Task directions: Scan the entries for the string "title" and give the number of lines that have it, nothing further.

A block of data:
------------------------------------------------------------

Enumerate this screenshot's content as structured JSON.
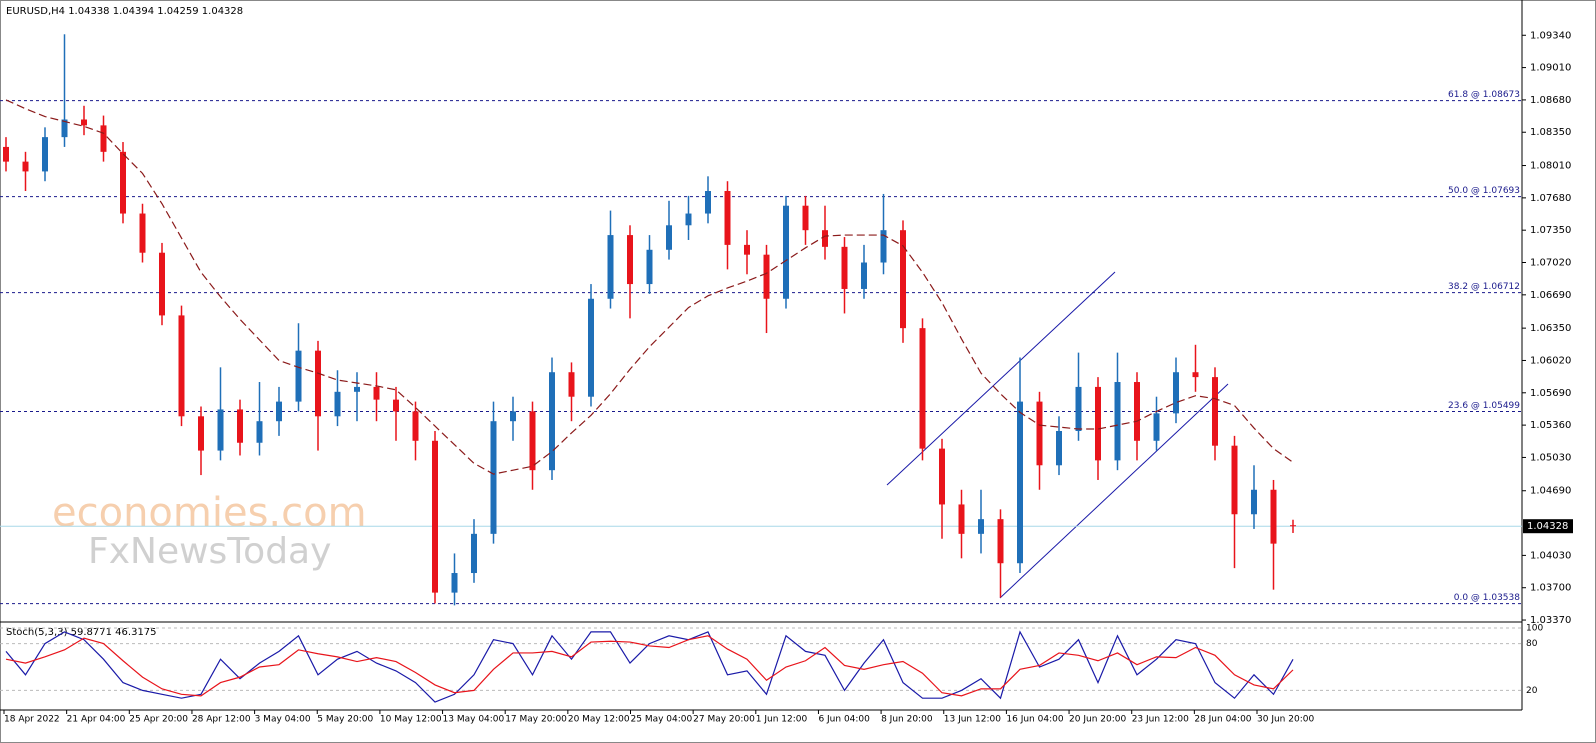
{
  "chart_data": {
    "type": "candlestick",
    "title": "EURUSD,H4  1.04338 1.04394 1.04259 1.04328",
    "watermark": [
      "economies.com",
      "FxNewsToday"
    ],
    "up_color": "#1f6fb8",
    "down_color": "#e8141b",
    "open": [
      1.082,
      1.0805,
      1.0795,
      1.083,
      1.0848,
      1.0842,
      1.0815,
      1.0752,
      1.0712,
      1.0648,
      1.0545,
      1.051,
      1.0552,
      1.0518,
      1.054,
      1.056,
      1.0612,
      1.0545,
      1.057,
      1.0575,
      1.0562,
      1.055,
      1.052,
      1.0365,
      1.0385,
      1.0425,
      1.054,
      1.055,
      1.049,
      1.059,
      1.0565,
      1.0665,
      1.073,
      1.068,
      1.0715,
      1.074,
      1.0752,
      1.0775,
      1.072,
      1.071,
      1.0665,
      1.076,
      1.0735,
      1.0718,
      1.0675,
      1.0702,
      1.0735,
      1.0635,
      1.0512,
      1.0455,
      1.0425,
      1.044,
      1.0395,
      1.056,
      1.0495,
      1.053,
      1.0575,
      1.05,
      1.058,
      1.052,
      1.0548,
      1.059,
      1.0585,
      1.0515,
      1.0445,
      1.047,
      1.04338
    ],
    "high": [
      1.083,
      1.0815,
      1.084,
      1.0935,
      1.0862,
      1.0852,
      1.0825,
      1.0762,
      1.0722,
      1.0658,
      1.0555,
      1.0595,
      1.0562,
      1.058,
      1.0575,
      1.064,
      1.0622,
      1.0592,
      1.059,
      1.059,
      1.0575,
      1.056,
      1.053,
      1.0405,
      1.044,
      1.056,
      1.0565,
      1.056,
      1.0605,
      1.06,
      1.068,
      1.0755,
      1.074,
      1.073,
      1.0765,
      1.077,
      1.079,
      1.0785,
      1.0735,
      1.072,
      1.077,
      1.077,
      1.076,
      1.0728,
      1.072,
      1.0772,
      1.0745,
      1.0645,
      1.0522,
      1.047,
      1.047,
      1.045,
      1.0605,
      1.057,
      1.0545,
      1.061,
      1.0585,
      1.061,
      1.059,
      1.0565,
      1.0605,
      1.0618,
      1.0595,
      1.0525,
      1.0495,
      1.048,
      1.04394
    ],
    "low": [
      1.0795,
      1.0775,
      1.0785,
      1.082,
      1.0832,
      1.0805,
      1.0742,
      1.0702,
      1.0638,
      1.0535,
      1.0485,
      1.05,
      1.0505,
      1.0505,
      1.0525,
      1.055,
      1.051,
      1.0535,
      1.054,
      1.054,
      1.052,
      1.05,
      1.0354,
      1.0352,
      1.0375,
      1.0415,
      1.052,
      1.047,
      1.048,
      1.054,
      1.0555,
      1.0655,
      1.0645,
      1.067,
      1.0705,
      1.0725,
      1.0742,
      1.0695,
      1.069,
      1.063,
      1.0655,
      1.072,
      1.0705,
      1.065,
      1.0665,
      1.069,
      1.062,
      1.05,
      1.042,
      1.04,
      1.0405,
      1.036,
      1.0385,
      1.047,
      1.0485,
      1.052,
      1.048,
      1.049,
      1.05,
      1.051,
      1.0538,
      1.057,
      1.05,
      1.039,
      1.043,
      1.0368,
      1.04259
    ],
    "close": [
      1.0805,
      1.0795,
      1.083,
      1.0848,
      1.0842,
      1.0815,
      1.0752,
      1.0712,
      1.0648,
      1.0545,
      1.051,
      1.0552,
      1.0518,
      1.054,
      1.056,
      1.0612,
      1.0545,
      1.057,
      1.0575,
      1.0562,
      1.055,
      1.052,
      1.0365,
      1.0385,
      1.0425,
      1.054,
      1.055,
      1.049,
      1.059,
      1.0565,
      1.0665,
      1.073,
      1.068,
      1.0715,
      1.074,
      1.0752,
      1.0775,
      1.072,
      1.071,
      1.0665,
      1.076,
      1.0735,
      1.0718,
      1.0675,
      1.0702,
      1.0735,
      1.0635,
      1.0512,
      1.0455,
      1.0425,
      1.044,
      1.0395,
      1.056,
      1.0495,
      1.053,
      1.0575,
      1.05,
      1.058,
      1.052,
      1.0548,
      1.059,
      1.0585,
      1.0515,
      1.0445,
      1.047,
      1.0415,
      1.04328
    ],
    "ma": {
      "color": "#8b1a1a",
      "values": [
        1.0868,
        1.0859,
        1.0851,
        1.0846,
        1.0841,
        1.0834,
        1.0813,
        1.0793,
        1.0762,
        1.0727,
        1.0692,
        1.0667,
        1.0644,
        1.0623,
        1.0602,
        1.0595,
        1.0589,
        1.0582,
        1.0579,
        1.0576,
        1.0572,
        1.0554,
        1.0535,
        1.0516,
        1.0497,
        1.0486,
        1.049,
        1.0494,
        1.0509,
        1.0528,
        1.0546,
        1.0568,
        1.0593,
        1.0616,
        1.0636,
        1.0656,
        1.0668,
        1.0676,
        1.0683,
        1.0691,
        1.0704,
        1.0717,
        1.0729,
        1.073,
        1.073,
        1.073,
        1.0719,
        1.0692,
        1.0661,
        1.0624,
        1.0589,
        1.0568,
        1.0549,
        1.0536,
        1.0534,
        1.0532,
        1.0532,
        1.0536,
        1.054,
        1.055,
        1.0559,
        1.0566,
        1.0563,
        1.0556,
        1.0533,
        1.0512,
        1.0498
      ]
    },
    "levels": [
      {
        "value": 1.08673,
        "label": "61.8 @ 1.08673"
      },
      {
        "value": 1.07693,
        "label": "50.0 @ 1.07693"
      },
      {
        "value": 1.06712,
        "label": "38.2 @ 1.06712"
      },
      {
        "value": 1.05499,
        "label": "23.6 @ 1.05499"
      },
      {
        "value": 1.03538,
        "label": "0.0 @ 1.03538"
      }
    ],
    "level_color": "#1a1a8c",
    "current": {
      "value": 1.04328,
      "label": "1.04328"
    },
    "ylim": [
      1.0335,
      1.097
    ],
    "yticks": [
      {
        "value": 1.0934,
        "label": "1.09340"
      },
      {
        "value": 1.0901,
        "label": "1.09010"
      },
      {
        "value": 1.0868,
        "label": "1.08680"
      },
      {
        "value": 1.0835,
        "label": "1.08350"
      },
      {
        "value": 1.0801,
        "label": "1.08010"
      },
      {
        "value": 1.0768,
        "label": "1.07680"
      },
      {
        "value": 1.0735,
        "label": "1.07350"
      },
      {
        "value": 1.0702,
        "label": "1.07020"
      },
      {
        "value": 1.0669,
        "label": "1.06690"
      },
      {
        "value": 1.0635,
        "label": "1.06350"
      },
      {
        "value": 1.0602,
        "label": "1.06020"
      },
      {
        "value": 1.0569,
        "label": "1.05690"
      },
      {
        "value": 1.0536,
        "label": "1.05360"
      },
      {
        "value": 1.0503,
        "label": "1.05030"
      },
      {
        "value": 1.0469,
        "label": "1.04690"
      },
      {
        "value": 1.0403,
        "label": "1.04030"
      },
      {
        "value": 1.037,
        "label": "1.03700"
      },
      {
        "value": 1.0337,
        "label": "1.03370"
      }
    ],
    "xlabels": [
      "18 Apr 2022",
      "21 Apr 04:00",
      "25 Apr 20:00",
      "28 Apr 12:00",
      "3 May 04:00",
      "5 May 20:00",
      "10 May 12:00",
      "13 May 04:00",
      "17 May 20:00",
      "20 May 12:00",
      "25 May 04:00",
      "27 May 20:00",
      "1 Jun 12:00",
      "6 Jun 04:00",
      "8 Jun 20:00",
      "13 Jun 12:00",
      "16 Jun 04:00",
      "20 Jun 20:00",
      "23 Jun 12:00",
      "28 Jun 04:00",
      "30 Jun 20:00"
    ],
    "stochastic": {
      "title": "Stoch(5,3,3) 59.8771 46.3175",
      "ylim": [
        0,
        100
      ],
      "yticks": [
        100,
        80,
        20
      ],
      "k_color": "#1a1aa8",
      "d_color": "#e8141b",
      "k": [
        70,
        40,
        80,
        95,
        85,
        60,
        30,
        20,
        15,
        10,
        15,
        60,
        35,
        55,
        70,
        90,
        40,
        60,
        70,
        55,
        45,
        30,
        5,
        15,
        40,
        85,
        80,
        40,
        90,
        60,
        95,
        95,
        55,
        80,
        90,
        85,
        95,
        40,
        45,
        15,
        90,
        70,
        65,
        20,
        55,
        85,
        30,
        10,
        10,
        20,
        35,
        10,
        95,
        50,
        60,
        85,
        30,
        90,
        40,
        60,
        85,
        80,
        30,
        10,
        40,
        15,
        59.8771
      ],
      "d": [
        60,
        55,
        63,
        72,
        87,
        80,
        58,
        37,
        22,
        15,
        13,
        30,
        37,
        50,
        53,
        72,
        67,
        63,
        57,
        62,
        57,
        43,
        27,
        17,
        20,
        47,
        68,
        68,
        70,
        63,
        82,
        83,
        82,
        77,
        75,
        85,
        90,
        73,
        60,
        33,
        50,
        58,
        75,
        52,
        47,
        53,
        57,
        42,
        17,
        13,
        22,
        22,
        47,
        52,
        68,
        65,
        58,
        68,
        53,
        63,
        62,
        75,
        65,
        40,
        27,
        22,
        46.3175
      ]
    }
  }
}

------------------------------------------------------------

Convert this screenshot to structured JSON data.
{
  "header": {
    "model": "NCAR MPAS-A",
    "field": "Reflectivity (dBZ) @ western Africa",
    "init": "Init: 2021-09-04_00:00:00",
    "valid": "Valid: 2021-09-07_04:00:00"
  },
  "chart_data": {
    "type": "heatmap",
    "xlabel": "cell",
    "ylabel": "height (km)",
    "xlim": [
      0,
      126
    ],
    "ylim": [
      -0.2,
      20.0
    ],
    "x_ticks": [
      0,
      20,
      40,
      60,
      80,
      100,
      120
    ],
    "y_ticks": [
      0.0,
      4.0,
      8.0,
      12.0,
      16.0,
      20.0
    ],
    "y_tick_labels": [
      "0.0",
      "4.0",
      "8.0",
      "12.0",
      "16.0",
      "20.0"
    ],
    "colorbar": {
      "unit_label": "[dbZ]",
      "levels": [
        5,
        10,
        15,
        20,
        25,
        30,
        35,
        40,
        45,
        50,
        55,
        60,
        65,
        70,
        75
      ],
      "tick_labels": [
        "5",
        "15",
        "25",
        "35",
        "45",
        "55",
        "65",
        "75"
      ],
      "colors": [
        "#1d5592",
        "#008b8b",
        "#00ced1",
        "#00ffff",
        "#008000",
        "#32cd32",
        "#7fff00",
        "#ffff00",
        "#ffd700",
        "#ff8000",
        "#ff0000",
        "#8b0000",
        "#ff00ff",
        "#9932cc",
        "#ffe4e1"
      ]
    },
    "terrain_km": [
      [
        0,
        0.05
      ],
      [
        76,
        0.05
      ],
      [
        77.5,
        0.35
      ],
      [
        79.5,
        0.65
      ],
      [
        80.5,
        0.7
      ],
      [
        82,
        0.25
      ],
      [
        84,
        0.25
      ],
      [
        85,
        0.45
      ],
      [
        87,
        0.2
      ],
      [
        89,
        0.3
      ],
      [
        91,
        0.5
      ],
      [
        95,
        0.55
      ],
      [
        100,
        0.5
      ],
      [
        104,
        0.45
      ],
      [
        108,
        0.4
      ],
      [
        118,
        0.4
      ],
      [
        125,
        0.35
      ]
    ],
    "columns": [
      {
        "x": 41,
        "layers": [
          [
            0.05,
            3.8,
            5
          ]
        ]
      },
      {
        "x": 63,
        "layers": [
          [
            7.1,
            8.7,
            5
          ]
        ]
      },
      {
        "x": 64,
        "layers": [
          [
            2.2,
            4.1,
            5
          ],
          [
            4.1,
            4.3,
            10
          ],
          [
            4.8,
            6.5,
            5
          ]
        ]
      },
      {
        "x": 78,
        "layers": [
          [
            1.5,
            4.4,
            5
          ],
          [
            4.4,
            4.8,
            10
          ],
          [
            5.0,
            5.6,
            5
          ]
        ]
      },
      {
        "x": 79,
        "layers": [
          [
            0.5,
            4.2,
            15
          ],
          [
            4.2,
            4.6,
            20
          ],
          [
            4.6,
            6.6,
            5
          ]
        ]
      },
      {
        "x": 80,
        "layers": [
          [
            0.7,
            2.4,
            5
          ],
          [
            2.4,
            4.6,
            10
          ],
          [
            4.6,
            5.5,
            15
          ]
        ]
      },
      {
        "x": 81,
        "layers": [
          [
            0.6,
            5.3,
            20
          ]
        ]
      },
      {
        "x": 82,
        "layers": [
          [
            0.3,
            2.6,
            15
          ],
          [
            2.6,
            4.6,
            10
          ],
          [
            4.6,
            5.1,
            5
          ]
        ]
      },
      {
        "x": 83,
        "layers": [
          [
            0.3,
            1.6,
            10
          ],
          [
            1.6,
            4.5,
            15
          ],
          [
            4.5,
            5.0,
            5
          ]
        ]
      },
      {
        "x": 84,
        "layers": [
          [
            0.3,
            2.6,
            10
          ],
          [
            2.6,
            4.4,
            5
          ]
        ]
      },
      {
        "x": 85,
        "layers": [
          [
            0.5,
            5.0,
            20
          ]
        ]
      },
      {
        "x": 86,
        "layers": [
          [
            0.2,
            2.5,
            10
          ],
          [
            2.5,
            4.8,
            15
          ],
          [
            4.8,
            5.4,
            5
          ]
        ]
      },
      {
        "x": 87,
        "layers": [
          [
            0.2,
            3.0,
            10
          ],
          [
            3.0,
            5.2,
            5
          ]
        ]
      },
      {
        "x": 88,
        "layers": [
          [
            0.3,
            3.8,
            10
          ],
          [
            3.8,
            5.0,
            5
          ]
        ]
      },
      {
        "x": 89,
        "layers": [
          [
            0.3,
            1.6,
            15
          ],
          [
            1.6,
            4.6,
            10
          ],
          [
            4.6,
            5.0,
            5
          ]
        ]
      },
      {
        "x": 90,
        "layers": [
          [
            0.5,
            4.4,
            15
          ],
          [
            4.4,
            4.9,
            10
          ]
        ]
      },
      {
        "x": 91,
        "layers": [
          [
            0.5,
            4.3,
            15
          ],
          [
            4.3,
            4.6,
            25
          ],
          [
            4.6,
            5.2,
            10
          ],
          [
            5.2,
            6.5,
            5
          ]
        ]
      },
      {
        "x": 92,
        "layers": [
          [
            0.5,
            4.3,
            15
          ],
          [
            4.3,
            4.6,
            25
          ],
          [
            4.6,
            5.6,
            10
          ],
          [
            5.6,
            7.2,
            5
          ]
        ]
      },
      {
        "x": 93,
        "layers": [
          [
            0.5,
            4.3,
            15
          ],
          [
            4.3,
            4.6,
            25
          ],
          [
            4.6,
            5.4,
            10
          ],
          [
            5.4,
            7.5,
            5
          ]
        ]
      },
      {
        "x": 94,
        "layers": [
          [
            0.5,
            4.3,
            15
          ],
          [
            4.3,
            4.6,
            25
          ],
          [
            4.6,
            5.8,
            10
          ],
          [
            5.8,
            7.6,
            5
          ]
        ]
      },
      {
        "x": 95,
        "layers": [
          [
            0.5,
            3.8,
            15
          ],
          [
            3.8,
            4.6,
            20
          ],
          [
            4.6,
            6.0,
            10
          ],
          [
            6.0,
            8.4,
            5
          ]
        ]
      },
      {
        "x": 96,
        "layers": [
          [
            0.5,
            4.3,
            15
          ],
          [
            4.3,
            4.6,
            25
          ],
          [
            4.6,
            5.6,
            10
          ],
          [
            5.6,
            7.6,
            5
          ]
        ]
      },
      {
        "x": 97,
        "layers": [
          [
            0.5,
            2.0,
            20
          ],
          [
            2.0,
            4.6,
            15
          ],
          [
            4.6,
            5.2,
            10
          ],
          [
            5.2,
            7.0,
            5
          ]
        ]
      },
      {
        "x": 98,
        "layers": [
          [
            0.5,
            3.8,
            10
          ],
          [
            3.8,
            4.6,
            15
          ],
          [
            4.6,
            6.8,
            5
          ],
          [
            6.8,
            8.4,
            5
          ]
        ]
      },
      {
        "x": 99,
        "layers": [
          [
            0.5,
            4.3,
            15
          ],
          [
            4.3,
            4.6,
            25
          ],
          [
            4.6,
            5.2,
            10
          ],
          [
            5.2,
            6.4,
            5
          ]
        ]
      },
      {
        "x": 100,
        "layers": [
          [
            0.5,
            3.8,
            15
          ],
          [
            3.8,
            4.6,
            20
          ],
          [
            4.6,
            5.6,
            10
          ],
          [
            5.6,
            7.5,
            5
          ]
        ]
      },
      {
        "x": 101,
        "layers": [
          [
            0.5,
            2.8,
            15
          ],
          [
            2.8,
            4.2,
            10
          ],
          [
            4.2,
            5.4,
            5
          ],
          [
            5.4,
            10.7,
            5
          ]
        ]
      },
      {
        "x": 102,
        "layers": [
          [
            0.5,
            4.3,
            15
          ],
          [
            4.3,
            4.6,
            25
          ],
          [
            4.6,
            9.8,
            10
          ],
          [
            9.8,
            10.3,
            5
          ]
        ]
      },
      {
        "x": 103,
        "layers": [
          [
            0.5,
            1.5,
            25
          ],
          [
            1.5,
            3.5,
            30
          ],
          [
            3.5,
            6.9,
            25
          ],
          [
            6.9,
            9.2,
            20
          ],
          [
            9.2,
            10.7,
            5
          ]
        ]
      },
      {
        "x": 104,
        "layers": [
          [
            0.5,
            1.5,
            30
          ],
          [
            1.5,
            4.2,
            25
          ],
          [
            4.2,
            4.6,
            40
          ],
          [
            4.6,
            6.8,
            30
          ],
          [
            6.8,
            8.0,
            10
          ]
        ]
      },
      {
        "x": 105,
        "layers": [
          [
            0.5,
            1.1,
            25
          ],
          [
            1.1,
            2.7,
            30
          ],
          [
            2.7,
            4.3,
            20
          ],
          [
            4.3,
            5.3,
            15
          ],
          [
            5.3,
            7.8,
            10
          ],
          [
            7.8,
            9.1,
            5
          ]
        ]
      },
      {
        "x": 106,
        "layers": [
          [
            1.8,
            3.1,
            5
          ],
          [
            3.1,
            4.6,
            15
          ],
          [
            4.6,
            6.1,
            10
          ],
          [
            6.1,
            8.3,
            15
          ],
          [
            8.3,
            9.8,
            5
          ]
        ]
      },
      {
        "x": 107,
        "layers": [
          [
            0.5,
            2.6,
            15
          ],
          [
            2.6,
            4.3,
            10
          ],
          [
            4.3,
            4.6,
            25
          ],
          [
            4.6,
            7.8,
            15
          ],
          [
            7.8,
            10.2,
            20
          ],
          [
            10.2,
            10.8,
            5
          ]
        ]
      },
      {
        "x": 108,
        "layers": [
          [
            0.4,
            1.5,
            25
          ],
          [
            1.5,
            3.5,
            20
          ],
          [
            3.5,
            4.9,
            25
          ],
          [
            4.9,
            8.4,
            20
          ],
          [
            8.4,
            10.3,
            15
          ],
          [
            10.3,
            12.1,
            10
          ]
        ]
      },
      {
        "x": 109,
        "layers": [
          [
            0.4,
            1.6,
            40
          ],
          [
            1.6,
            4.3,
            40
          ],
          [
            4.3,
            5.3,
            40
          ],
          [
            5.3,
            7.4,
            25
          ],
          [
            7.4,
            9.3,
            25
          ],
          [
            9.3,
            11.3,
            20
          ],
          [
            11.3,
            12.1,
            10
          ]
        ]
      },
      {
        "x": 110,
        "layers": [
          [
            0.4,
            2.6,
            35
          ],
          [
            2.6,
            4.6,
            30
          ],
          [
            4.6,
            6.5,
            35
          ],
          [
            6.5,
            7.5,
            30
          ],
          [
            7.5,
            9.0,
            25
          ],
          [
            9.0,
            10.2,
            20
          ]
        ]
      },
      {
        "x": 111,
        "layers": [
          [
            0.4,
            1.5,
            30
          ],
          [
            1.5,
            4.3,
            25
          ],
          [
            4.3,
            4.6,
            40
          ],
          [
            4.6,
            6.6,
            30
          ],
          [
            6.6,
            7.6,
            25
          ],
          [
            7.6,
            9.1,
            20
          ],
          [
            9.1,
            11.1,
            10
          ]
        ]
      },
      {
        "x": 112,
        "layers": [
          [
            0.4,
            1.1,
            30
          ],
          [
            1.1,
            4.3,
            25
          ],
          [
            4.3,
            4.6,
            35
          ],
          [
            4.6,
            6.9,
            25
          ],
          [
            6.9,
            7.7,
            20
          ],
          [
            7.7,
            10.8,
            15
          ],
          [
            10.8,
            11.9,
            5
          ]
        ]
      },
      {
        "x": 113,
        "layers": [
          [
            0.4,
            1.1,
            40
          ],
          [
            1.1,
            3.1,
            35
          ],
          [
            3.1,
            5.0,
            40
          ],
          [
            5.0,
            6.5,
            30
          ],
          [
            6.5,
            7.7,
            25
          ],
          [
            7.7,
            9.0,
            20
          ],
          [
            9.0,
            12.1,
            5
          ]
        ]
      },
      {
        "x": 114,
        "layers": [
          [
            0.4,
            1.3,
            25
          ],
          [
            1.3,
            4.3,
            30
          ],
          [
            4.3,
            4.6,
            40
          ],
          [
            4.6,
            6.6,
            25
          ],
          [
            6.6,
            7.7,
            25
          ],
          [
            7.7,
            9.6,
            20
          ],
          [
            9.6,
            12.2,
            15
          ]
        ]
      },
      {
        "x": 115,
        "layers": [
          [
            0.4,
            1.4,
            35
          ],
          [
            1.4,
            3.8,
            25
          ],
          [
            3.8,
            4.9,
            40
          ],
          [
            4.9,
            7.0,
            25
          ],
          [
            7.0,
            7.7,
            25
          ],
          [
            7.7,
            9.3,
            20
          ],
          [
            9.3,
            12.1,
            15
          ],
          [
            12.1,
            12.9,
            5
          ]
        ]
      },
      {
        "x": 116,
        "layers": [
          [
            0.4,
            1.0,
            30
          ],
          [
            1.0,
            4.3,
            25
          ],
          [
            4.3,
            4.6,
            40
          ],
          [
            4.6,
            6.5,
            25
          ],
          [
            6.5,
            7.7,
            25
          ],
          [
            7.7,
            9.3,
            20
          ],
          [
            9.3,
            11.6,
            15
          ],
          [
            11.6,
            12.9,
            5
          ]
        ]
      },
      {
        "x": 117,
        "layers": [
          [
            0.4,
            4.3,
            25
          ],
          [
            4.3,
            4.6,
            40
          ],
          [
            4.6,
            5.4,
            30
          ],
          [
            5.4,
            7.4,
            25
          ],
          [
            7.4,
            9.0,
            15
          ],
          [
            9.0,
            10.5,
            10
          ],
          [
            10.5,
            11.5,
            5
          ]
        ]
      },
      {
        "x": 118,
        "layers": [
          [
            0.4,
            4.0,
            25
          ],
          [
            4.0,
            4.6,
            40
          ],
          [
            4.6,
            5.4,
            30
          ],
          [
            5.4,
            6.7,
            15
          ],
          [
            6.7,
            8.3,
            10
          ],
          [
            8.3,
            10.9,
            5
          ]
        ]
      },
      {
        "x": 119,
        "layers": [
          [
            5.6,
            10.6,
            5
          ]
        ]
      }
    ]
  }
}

------------------------------------------------------------

Reply to the exercise: 2